What is a no-scalpel vasectomy?
A no-scalpel vasectomy (or keyhole vasectomy) is one of two methods to achieve male sterilization, the other being a traditional vasectomy. During a traditional vasectomy, a scalpel is used to make one or two small cuts in the skin of the scrotum. The vas deferens (the duct that carries sperm from the testicle to the urethra) is cut and a small piece may be removed. Then the vas deferens is tied or clipped and the scrotal incision is sewn up. These steps are then repeated on the other side.
The traditional route is more painful and has a slower recovery time. It can also be riskier, and the complications include swelling, bruising, infection and epididymitis (swelling or pain in the back of the testicle). This is why the physicians at South Bay Urology in Torrance, California prefer the no-scalpel option.
What can I expect during the procedure?

■ DATA RECORDS
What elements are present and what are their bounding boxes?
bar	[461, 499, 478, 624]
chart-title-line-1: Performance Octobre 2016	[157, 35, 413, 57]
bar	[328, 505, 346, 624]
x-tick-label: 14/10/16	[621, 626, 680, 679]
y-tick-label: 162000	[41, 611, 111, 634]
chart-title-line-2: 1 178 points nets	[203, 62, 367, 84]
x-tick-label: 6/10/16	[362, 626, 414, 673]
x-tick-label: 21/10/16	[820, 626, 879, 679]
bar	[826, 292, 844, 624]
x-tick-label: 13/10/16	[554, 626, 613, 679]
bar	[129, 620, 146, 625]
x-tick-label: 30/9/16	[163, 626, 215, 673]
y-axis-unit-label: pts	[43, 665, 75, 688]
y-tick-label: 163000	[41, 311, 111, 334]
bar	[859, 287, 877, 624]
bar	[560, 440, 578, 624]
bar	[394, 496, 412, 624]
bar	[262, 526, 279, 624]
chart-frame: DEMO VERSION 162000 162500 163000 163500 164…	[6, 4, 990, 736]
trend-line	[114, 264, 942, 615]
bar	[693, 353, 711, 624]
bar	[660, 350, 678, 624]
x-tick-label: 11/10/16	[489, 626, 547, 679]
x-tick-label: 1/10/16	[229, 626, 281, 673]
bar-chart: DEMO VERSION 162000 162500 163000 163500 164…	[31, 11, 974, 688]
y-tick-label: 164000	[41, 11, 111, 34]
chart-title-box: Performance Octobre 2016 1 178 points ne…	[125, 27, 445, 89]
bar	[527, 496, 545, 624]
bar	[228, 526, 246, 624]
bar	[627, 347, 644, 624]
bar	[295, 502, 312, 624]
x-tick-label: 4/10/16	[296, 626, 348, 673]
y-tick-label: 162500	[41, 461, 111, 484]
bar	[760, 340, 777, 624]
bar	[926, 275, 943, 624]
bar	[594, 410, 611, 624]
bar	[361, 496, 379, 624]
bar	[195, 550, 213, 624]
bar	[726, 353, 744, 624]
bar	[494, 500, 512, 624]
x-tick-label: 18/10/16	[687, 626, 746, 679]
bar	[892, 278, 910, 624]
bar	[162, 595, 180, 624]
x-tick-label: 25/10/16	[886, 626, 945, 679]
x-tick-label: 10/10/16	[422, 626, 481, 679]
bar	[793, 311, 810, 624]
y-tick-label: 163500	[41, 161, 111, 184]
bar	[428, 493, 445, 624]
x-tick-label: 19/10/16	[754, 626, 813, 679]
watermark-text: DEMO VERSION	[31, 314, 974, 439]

■ TASKS TO PERFORM
a) In the vasectomy text, what is the vas deferens?
b) List every complication of a traditional vasectomy that the vasectomy text names.
c) Continue the vasectomy text from its last line.

■ ANSWERS PROVIDED
a) The duct that carries sperm from the testicle to the urethra.

b) Swelling, bruising, infection, epididymitis

c)
During a no-scalpel vasectomy, we will puncture the scrotum instead of creating an incision. Only one puncture is required. The vas deferens are then located under the skin and are held with a small clamp. A special instrument is used to make the tiny puncture in the skin, and after the opening is stretched, we can cut and tie the vas deferens. This approach produces very little bleeding and stitches are not needed to close the single puncture. This means that there will be less bruising and little to no surgical scar.
No-scalpel vasectomies are minor surgical procedures that are performed usually under local anesthesia. The procedure takes approximately 10-20 minutes to complete. It is well-tolerated, and patients can drive themselves to and from the procedure if performed under local. All of the SBU physicians routinely perform vasectomies, and have excellent operative techniques to minimize the chance of pain and swelling after the procedure.
Click here to view SBU’s post-vasectomy instruction sheet.
- Quick, safe, and permanent sterilization procedure for men
- Can be done comfortably under local anesthesia or IV sedation
- Does NOT affect testosterone levels, erections or sexual function
- Ejaculation looks and feels the same
- There is NO long term risks of cancer or other urologic issues
How permanent are vasectomies?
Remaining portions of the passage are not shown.